-- Start of MATERIAL --
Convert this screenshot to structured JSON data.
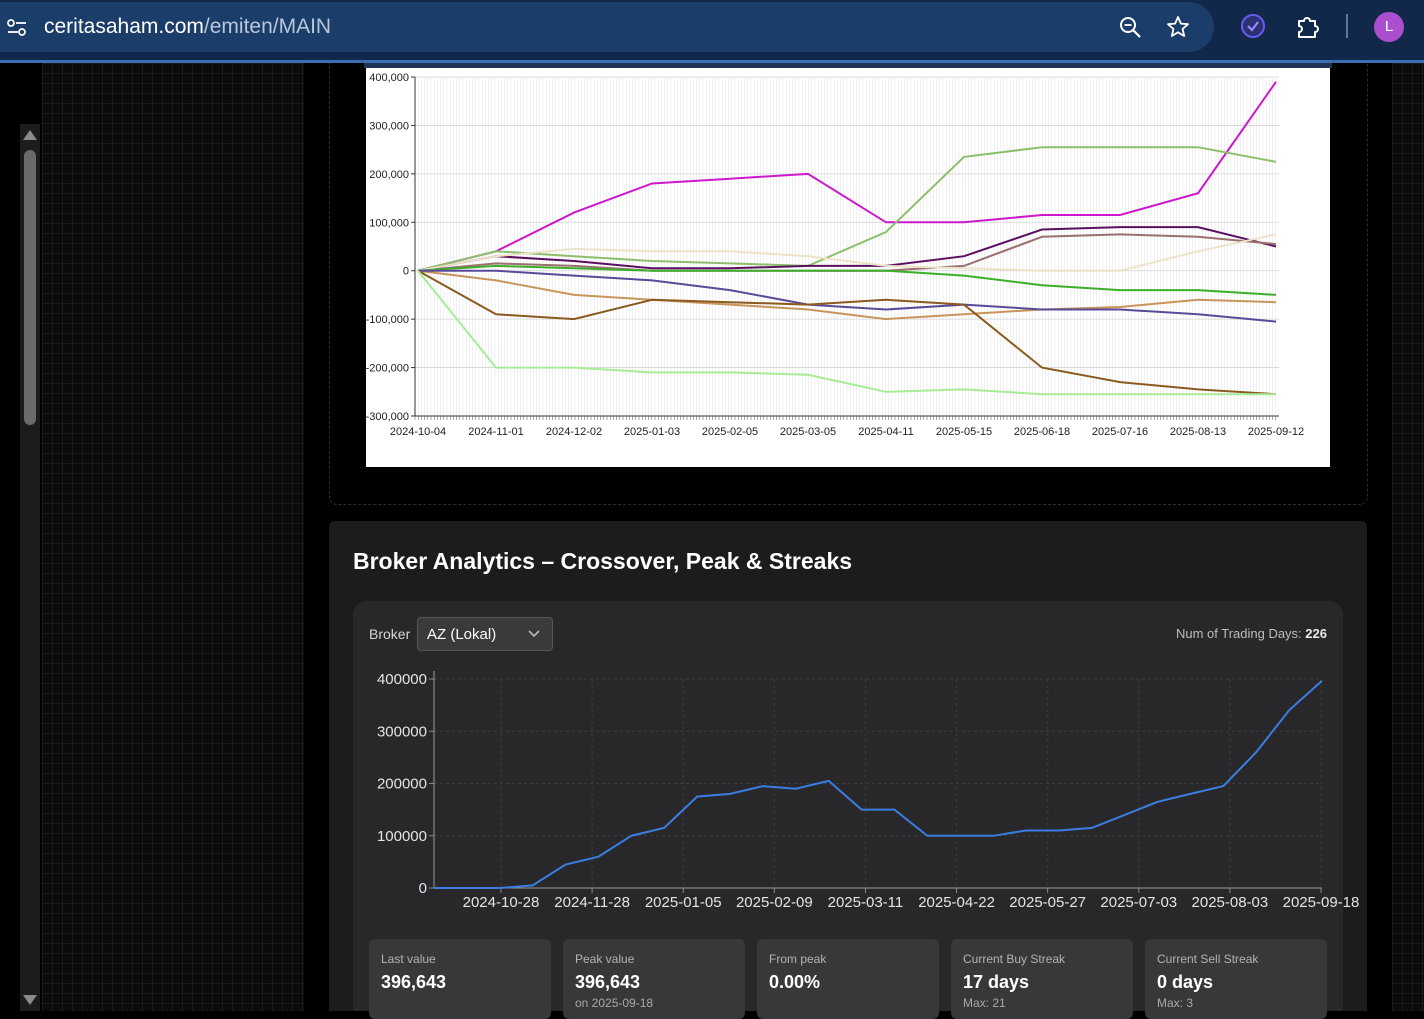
{
  "browser": {
    "url_host": "ceritasaham.com",
    "url_path": "/emiten/MAIN",
    "avatar_letter": "L",
    "icons": [
      "site-controls-icon",
      "zoom-icon",
      "star-icon",
      "extension-check-icon",
      "puzzle-extensions-icon"
    ]
  },
  "chart1": {
    "y_tick_labels": [
      "400,000",
      "300,000",
      "200,000",
      "100,000",
      "0",
      "-100,000",
      "-200,000",
      "-300,000"
    ],
    "x_tick_labels": [
      "2024-10-04",
      "2024-11-01",
      "2024-12-02",
      "2025-01-03",
      "2025-02-05",
      "2025-03-05",
      "2025-04-11",
      "2025-05-15",
      "2025-06-18",
      "2025-07-16",
      "2025-08-13",
      "2025-09-12"
    ]
  },
  "analytics": {
    "title": "Broker Analytics – Crossover, Peak & Streaks",
    "broker_label": "Broker",
    "broker_value": "AZ (Lokal)",
    "trading_days_label": "Num of Trading Days:",
    "trading_days_value": "226",
    "stats": [
      {
        "label": "Last value",
        "value": "396,643",
        "sub": ""
      },
      {
        "label": "Peak value",
        "value": "396,643",
        "sub": "on 2025-09-18"
      },
      {
        "label": "From peak",
        "value": "0.00%",
        "sub": ""
      },
      {
        "label": "Current Buy Streak",
        "value": "17 days",
        "sub": "Max: 21"
      },
      {
        "label": "Current Sell Streak",
        "value": "0 days",
        "sub": "Max: 3"
      }
    ]
  },
  "chart_data": [
    {
      "type": "line",
      "ylim": [
        -300000,
        400000
      ],
      "x_dates": [
        "2024-10-04",
        "2024-11-01",
        "2024-12-02",
        "2025-01-03",
        "2025-02-05",
        "2025-03-05",
        "2025-04-11",
        "2025-05-15",
        "2025-06-18",
        "2025-07-16",
        "2025-08-13",
        "2025-09-12"
      ],
      "series": [
        {
          "color": "#cc19cc",
          "values": [
            0,
            40000,
            120000,
            180000,
            190000,
            200000,
            100000,
            100000,
            115000,
            115000,
            160000,
            390000
          ]
        },
        {
          "color": "#8cbf6b",
          "values": [
            0,
            40000,
            30000,
            20000,
            15000,
            10000,
            80000,
            235000,
            255000,
            255000,
            255000,
            225000
          ]
        },
        {
          "color": "#5a1060",
          "values": [
            0,
            30000,
            20000,
            5000,
            5000,
            10000,
            10000,
            30000,
            85000,
            90000,
            90000,
            50000
          ]
        },
        {
          "color": "#9a7070",
          "values": [
            0,
            15000,
            10000,
            0,
            0,
            0,
            0,
            10000,
            70000,
            75000,
            70000,
            55000
          ]
        },
        {
          "color": "#ece3c8",
          "values": [
            0,
            30000,
            45000,
            40000,
            40000,
            30000,
            10000,
            5000,
            0,
            0,
            40000,
            75000
          ]
        },
        {
          "color": "#3cae2a",
          "values": [
            0,
            10000,
            5000,
            0,
            0,
            0,
            0,
            -10000,
            -30000,
            -40000,
            -40000,
            -50000
          ]
        },
        {
          "color": "#c8955a",
          "values": [
            0,
            -20000,
            -50000,
            -60000,
            -70000,
            -80000,
            -100000,
            -90000,
            -80000,
            -75000,
            -60000,
            -65000
          ]
        },
        {
          "color": "#5a4a9a",
          "values": [
            0,
            0,
            -10000,
            -20000,
            -40000,
            -70000,
            -80000,
            -70000,
            -80000,
            -80000,
            -90000,
            -105000
          ]
        },
        {
          "color": "#8b5a1f",
          "values": [
            0,
            -90000,
            -100000,
            -60000,
            -65000,
            -70000,
            -60000,
            -70000,
            -200000,
            -230000,
            -245000,
            -255000
          ]
        },
        {
          "color": "#a8eb98",
          "values": [
            0,
            -200000,
            -200000,
            -210000,
            -210000,
            -215000,
            -250000,
            -245000,
            -255000,
            -255000,
            -255000,
            -255000
          ]
        }
      ]
    },
    {
      "type": "line",
      "ylim": [
        0,
        400000
      ],
      "y_ticks": [
        0,
        100000,
        200000,
        300000,
        400000
      ],
      "x_tick_labels": [
        "2024-10-28",
        "2024-11-28",
        "2025-01-05",
        "2025-02-09",
        "2025-03-11",
        "2025-04-22",
        "2025-05-27",
        "2025-07-03",
        "2025-08-03",
        "2025-09-18"
      ],
      "series": [
        {
          "color": "#3b7de0",
          "values": [
            0,
            0,
            0,
            5000,
            45000,
            60000,
            100000,
            115000,
            175000,
            180000,
            195000,
            190000,
            205000,
            150000,
            150000,
            100000,
            100000,
            100000,
            110000,
            110000,
            115000,
            140000,
            165000,
            180000,
            195000,
            260000,
            340000,
            396643
          ]
        }
      ]
    }
  ]
}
-- End of MATERIAL --
EXERCISE BRIEF: Return each line in the records that holds the string "color".

TASK RESULT:
          "color": "#cc19cc",
          "color": "#8cbf6b",
          "color": "#5a1060",
          "color": "#9a7070",
          "color": "#ece3c8",
          "color": "#3cae2a",
          "color": "#c8955a",
          "color": "#5a4a9a",
          "color": "#8b5a1f",
          "color": "#a8eb98",
          "color": "#3b7de0",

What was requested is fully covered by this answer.